### Work to be completed
Reproduce the listing below exactly. Pictures do not belong in the copy.

### Information given
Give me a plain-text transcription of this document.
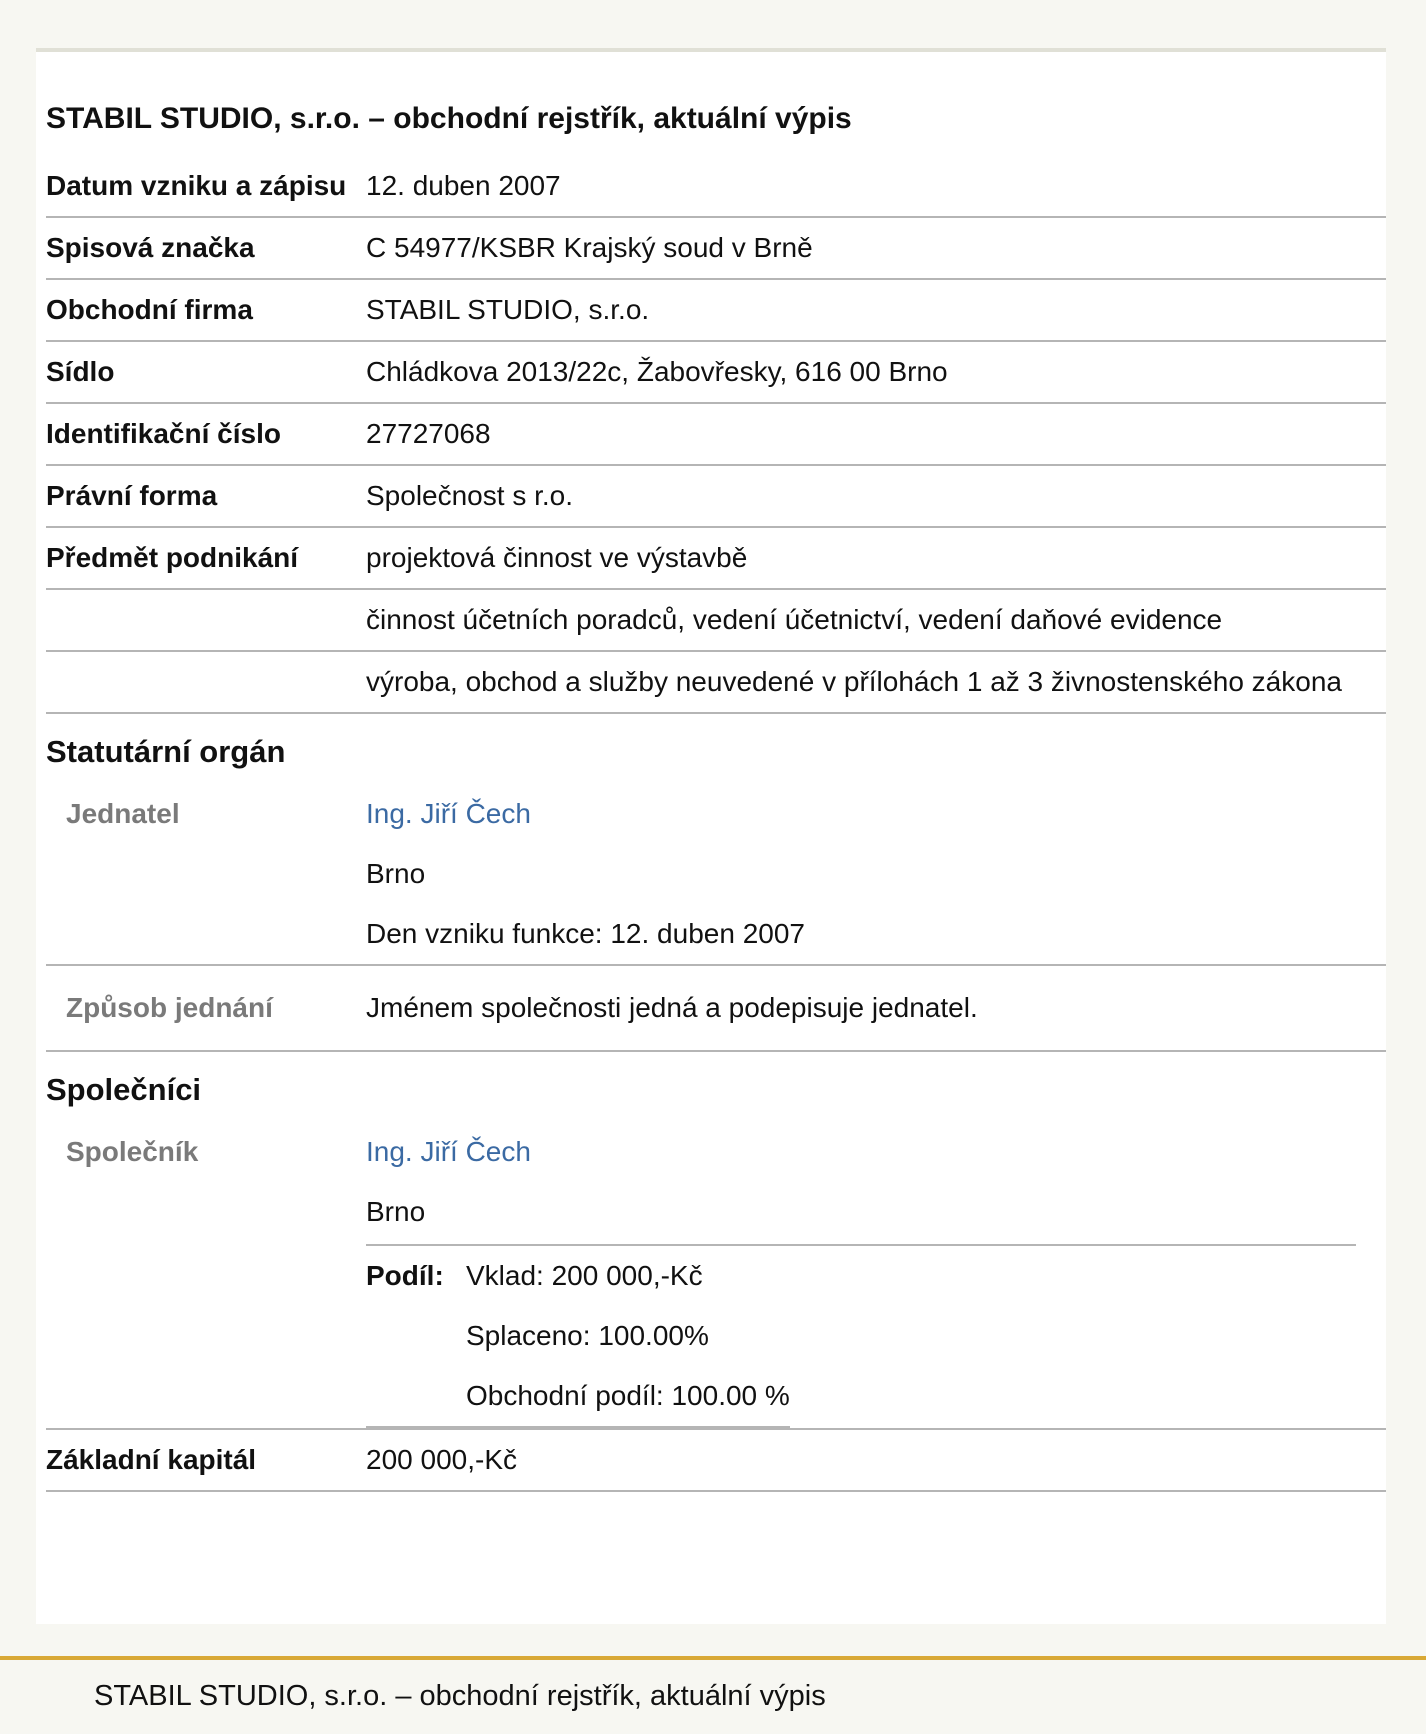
STABIL STUDIO, s.r.o. – obchodní rejstřík, aktuální výpis
Datum vzniku a zápisu	12. duben 2007
Spisová značka	C 54977/KSBR Krajský soud v Brně
Obchodní firma	STABIL STUDIO, s.r.o.
Sídlo	Chládkova 2013/22c, Žabovřesky, 616 00 Brno
Identifikační číslo	27727068
Právní forma	Společnost s r.o.
Předmět podnikání	projektová činnost ve výstavbě
	činnost účetních poradců, vedení účetnictví, vedení daňové evidence
	výroba, obchod a služby neuvedené v přílohách 1 až 3 živnostenského zákona
Statutární orgán
Jednatel	Ing. Jiří Čech
Brno
Den vzniku funkce: 12. duben 2007

Způsob jednání	Jménem společnosti jedná a podepisuje jednatel.
Společníci
Společník	Ing. Jiří Čech
Brno
Podíl:	Vklad: 200 000,-Kč
Splaceno: 100.00%
Obchodní podíl: 100.00 %

Základní kapitál	200 000,-Kč
STABIL STUDIO, s.r.o. – obchodní rejstřík, aktuální výpis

### Exercise answer
Give me a plain-text transcription of this document.
STABIL STUDIO, s.r.o. – obchodní rejstřík, aktuální výpis
Datum vzniku a zápisu	12. duben 2007
Spisová značka	C 54977/KSBR Krajský soud v Brně
Obchodní firma	STABIL STUDIO, s.r.o.
Sídlo	Chládkova 2013/22c, Žabovřesky, 616 00 Brno
Identifikační číslo	27727068
Právní forma	Společnost s r.o.
Předmět podnikání	projektová činnost ve výstavbě
	činnost účetních poradců, vedení účetnictví, vedení daňové evidence
	výroba, obchod a služby neuvedené v přílohách 1 až 3 živnostenského zákona
Statutární orgán
Jednatel	Ing. Jiří Čech
Brno
Den vzniku funkce: 12. duben 2007

Způsob jednání	Jménem společnosti jedná a podepisuje jednatel.
Společníci
Společník	Ing. Jiří Čech
Brno
Podíl:	Vklad: 200 000,-Kč
Splaceno: 100.00%
Obchodní podíl: 100.00 %

Základní kapitál	200 000,-Kč
STABIL STUDIO, s.r.o. – obchodní rejstřík, aktuální výpis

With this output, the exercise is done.